Return all lines where the word "ตลอดจนให" can be found.

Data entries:
# # # # # # #
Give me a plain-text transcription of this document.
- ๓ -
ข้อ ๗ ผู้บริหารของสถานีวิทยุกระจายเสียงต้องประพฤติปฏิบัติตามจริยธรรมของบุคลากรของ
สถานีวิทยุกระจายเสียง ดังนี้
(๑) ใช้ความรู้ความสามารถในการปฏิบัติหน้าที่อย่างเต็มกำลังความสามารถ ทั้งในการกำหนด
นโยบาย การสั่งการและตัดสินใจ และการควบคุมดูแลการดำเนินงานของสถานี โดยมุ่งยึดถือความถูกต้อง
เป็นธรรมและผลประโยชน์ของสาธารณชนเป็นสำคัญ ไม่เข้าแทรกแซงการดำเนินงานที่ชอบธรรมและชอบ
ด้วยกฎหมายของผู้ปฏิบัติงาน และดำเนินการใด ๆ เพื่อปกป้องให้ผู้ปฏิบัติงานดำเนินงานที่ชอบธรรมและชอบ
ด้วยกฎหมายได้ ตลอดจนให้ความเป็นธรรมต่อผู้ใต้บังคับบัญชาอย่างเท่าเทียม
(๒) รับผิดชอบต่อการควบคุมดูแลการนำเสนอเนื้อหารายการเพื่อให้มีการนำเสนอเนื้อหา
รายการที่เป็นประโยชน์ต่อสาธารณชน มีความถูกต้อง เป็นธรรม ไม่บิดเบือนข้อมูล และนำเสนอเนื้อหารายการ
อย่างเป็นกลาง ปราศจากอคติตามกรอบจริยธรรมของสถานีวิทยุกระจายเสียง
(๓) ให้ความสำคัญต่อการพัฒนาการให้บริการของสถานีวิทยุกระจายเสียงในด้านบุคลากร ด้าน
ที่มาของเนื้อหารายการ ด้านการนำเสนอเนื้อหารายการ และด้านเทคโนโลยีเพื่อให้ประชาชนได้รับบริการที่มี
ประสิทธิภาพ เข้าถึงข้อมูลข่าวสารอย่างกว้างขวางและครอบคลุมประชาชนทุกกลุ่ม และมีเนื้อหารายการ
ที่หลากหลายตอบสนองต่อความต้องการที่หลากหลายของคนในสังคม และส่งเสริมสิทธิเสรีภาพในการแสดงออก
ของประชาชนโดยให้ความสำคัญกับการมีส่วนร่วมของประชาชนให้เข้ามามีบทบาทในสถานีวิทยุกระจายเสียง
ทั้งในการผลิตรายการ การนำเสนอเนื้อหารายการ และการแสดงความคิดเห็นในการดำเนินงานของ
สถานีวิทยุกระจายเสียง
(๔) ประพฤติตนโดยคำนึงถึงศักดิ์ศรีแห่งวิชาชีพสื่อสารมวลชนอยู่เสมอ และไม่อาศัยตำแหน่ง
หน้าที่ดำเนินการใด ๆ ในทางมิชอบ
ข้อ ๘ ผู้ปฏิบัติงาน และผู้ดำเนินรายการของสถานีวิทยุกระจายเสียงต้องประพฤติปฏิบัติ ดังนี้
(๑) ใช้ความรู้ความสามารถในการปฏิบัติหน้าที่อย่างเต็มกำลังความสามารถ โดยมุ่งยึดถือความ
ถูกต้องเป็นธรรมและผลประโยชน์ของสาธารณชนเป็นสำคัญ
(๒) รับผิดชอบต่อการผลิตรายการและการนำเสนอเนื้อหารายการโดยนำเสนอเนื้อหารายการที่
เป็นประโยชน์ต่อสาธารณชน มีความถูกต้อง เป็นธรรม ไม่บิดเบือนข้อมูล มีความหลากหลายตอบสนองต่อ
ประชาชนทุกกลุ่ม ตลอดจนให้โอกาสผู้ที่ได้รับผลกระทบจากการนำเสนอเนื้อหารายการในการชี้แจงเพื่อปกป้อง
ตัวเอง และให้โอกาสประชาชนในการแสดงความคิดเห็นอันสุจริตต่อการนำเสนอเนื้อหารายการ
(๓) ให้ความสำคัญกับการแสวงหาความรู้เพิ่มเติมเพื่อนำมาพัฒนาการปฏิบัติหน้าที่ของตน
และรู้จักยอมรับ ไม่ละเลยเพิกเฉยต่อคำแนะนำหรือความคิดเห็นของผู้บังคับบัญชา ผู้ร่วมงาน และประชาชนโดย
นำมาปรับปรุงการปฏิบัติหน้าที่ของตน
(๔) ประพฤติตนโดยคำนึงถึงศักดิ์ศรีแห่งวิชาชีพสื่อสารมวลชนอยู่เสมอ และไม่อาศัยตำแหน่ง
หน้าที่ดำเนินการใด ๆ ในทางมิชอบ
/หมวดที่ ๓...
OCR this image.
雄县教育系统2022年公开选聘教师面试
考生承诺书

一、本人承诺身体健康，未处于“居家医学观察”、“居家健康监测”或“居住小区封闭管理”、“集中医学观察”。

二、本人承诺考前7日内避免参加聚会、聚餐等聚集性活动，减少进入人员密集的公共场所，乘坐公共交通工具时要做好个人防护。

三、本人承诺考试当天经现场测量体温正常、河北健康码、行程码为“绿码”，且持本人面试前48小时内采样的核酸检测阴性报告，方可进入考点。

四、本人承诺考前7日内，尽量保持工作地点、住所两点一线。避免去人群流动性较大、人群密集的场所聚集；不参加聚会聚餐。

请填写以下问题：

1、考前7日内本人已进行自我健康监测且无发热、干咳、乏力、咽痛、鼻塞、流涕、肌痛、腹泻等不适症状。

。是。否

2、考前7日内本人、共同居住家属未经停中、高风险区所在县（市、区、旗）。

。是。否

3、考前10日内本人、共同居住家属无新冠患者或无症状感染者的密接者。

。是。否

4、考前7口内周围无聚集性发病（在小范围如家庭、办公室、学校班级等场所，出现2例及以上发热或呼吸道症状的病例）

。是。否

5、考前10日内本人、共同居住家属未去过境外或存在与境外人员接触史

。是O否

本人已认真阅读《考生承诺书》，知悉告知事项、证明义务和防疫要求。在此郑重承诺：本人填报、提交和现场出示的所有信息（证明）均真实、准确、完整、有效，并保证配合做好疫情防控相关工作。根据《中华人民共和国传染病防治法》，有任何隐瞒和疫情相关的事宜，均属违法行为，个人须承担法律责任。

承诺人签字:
# # # # # # #
■ Written reply
ด้วยกฎหมายได้ ตลอดจนให้ความเป็นธรรมต่อผู้ใต้บังคับบัญชาอย่างเท่าเทียม
ประชาชนทุกกลุ่ม ตลอดจนให้โอกาสผู้ที่ได้รับผลกระทบจากการนำเสนอเนื้อหารายการในการชี้แจงเพื่อปกป้อง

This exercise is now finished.